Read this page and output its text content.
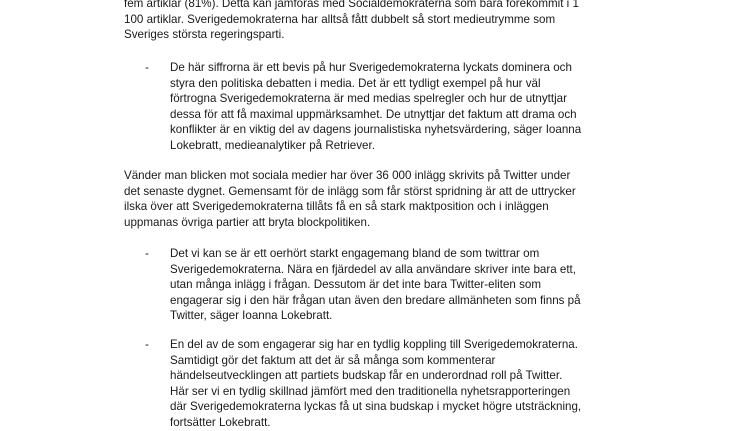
fem artiklar (81%). Detta kan jämföras med Socialdemokraterna som bara förekommit i 1
100 artiklar. Sverigedemokraterna har alltså fått dubbelt så stort medieutrymme som
Sveriges största regeringsparti.
-	De här siffrorna är ett bevis på hur Sverigedemokraterna lyckats dominera och
styra den politiska debatten i media. Det är ett tydligt exempel på hur väl
förtrogna Sverigedemokraterna är med medias spelregler och hur de utnyttjar
dessa för att få maximal uppmärksamhet. De utnyttjar det faktum att drama och
konflikter är en viktig del av dagens journalistiska nyhetsvärdering, säger Ioanna
Lokebratt, medieanalytiker på Retriever.
Vänder man blicken mot sociala medier har över 36 000 inlägg skrivits på Twitter under
det senaste dygnet. Gemensamt för de inlägg som får störst spridning är att de uttrycker
ilska över att Sverigedemokraterna tillåts få en så stark maktposition och i inläggen
uppmanas övriga partier att bryta blockpolitiken.
-	Det vi kan se är ett oerhört starkt engagemang bland de som twittrar om
Sverigedemokraterna. Nära en fjärdedel av alla användare skriver inte bara ett,
utan många inlägg i frågan. Dessutom är det inte bara Twitter-eliten som
engagerar sig i den här frågan utan även den bredare allmänheten som finns på
Twitter, säger Ioanna Lokebratt.
-	En del av de som engagerar sig har en tydlig koppling till Sverigedemokraterna.
Samtidigt gör det faktum att det är så många som kommenterar
händelseutvecklingen att partiets budskap får en underordnad roll på Twitter.
Här ser vi en tydlig skillnad jämfört med den traditionella nyhetsrapporteringen
där Sverigedemokraterna lyckas få ut sina budskap i mycket högre utsträckning,
fortsätter Lokebratt.
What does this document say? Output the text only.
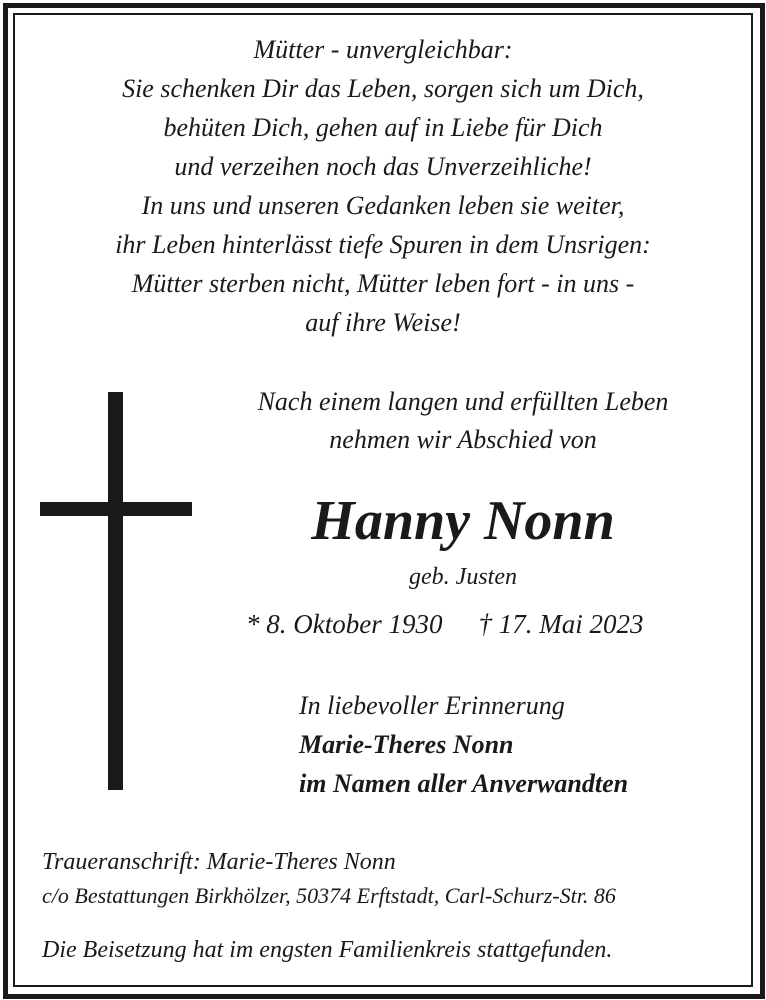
Mütter - unvergleichbar:
Sie schenken Dir das Leben, sorgen sich um Dich,
behüten Dich, gehen auf in Liebe für Dich
und verzeihen noch das Unverzeihliche!
In uns und unseren Gedanken leben sie weiter,
ihr Leben hinterlässt tiefe Spuren in dem Unsrigen:
Mütter sterben nicht, Mütter leben fort - in uns -
auf ihre Weise!
Nach einem langen und erfüllten Leben
nehmen wir Abschied von
Hanny Nonn
geb. Justen
* 8. Oktober 1930 † 17. Mai 2023
In liebevoller Erinnerung
Marie-Theres Nonn
im Namen aller Anverwandten
Traueranschrift: Marie-Theres Nonn
c/o Bestattungen Birkhölzer, 50374 Erftstadt, Carl-Schurz-Str. 86
Die Beisetzung hat im engsten Familienkreis stattgefunden.
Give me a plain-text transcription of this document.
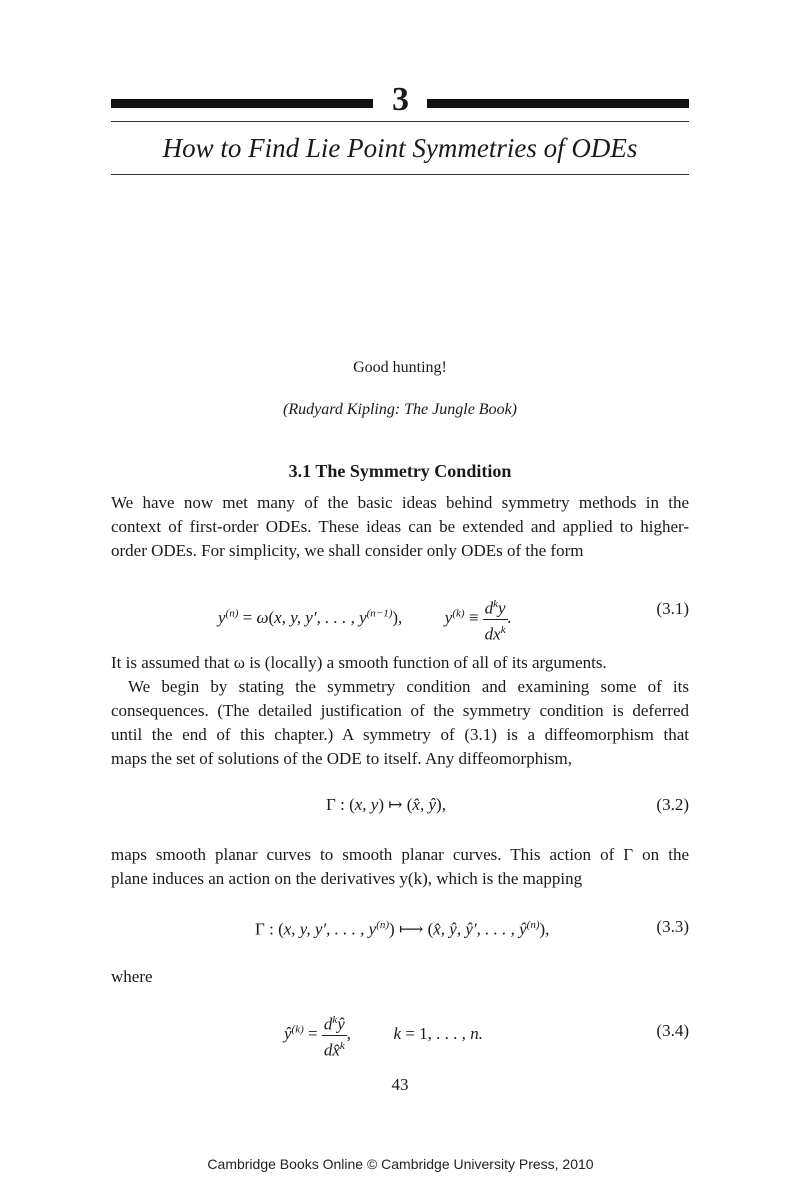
3
How to Find Lie Point Symmetries of ODEs
Good hunting!
(Rudyard Kipling: The Jungle Book)
3.1 The Symmetry Condition
We have now met many of the basic ideas behind symmetry methods in the
context of first-order ODEs. These ideas can be extended and applied to higher-
order ODEs. For simplicity, we shall consider only ODEs of the form
$y^{(n)} = \omega(x$, y, y′, . . . , $y^{(n-1)}$),          $y^{(k)} \equiv \frac{d^ky}{dx^k}$ .	(3.1)
It is assumed that ω is (locally) a smooth function of all of its arguments.
We begin by stating the symmetry condition and examining some of its
consequences. (The detailed justification of the symmetry condition is deferred
until the end of this chapter.) A symmetry of (3.1) is a diffeomorphism that
maps the set of solutions of the ODE to itself. Any diffeomorphism,
Γ : (x, y) ↦ (x̂, ŷ),	(3.2)
maps smooth planar curves to smooth planar curves. This action of Γ on the
plane induces an action on the derivatives y(k), which is the mapping
Γ : (x, y, y′, . . . , $y^{(n)}$) ⟼ (x̂, ŷ, ŷ′, . . . , $ŷ^{(n)}$),	(3.3)
where
$ŷ^{(k)} = \frac{d^kŷ}{dx̂^k}$ ,          k = 1, . . . , n.	(3.4)
43
Cambridge Books Online © Cambridge University Press, 2010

▶ TO BE DONE: Which lines hold the string "Mütter"? List them all.

▶ IN RESPONSE:
Mütter - unvergleichbar:
Mütter sterben nicht, Mütter leben fort - in uns -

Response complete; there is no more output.